» **Exercise description**
Below are the records; locate each line with the word "Bürger" and copy it.

» **The records**
◆ ◆ ◆ ◆ ◆

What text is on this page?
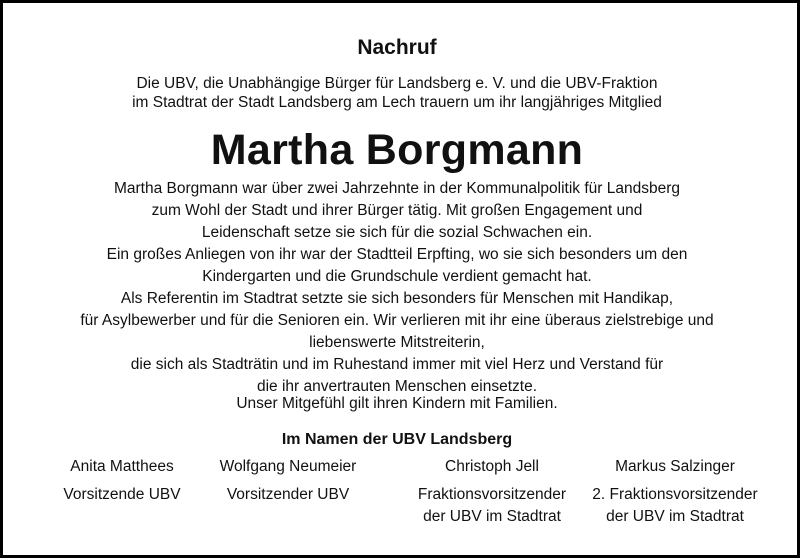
Nachruf
Die UBV, die Unabhängige Bürger für Landsberg e. V. und die UBV-Fraktion
im Stadtrat der Stadt Landsberg am Lech trauern um ihr langjähriges Mitglied
Martha Borgmann
Martha Borgmann war über zwei Jahrzehnte in der Kommunalpolitik für Landsberg
zum Wohl der Stadt und ihrer Bürger tätig. Mit großen Engagement und
Leidenschaft setze sie sich für die sozial Schwachen ein.
Ein großes Anliegen von ihr war der Stadtteil Erpfting, wo sie sich besonders um den
Kindergarten und die Grundschule verdient gemacht hat.
Als Referentin im Stadtrat setzte sie sich besonders für Menschen mit Handikap,
für Asylbewerber und für die Senioren ein. Wir verlieren mit ihr eine überaus zielstrebige und
liebenswerte Mitstreiterin,
die sich als Stadträtin und im Ruhestand immer mit viel Herz und Verstand für
die ihr anvertrauten Menschen einsetzte.
Unser Mitgefühl gilt ihren Kindern mit Familien.
Im Namen der UBV Landsberg
Anita Matthees
Vorsitzende UBV
Wolfgang Neumeier
Vorsitzender UBV
Christoph Jell
Fraktionsvorsitzender
der UBV im Stadtrat
Markus Salzinger
2. Fraktionsvorsitzender
der UBV im Stadtrat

◆ ◆ ◆ ◆ ◆

» **Full answer**
Die UBV, die Unabhängige Bürger für Landsberg e. V. und die UBV-Fraktion
zum Wohl der Stadt und ihrer Bürger tätig. Mit großen Engagement und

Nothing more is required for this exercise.